EXERCISE DETAILS.
Read the records and write them out again exactly.

RECORDS FOR THE TASK.
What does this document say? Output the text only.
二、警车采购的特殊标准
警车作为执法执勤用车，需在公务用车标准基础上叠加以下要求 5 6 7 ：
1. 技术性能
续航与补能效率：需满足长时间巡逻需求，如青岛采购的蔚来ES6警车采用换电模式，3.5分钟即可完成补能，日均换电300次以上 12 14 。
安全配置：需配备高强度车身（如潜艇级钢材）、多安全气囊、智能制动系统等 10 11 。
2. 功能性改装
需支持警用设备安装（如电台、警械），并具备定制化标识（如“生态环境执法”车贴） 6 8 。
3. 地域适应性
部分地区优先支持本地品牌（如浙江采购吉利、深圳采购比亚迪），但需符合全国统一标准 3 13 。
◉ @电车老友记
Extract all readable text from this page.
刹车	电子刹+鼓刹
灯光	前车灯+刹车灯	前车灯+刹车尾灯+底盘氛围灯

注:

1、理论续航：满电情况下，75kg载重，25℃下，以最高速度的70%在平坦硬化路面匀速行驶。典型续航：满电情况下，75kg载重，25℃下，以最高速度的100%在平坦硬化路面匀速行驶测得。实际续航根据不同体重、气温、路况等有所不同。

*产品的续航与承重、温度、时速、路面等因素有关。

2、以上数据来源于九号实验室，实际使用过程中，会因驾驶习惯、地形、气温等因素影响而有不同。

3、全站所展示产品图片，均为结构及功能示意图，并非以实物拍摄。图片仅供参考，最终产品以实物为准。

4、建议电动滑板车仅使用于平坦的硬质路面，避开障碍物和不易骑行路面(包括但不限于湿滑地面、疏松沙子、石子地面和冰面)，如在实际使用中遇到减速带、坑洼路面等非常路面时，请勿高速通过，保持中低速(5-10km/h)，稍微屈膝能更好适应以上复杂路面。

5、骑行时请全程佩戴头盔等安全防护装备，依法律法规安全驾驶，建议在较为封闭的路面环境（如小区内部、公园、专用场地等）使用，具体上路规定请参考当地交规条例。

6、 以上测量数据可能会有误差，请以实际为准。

ANSWER TO THIS PROBLEM.
What does this document say? Output the text only.
二、警车采购的特殊标准
警车作为执法执勤用车，需在公务用车标准基础上叠加以下要求 5 6 7 ：
1. 技术性能
续航与补能效率：需满足长时间巡逻需求，如青岛采购的蔚来ES6警车采用换电模式，3.5分钟即可完成补能，日均换电300次以上 12 14 。
安全配置：需配备高强度车身（如潜艇级钢材）、多安全气囊、智能制动系统等 10 11 。
2. 功能性改装
需支持警用设备安装（如电台、警械），并具备定制化标识（如“生态环境执法”车贴） 6 8 。
3. 地域适应性
部分地区优先支持本地品牌（如浙江采购吉利、深圳采购比亚迪），但需符合全国统一标准 3 13 。
◉ @电车老友记
Extract all readable text from this page.
刹车	电子刹+鼓刹
灯光	前车灯+刹车灯	前车灯+刹车尾灯+底盘氛围灯

注:

1、理论续航：满电情况下，75kg载重，25℃下，以最高速度的70%在平坦硬化路面匀速行驶。典型续航：满电情况下，75kg载重，25℃下，以最高速度的100%在平坦硬化路面匀速行驶测得。实际续航根据不同体重、气温、路况等有所不同。

*产品的续航与承重、温度、时速、路面等因素有关。

2、以上数据来源于九号实验室，实际使用过程中，会因驾驶习惯、地形、气温等因素影响而有不同。

3、全站所展示产品图片，均为结构及功能示意图，并非以实物拍摄。图片仅供参考，最终产品以实物为准。

4、建议电动滑板车仅使用于平坦的硬质路面，避开障碍物和不易骑行路面(包括但不限于湿滑地面、疏松沙子、石子地面和冰面)，如在实际使用中遇到减速带、坑洼路面等非常路面时，请勿高速通过，保持中低速(5-10km/h)，稍微屈膝能更好适应以上复杂路面。

5、骑行时请全程佩戴头盔等安全防护装备，依法律法规安全驾驶，建议在较为封闭的路面环境（如小区内部、公园、专用场地等）使用，具体上路规定请参考当地交规条例。

6、 以上测量数据可能会有误差，请以实际为准。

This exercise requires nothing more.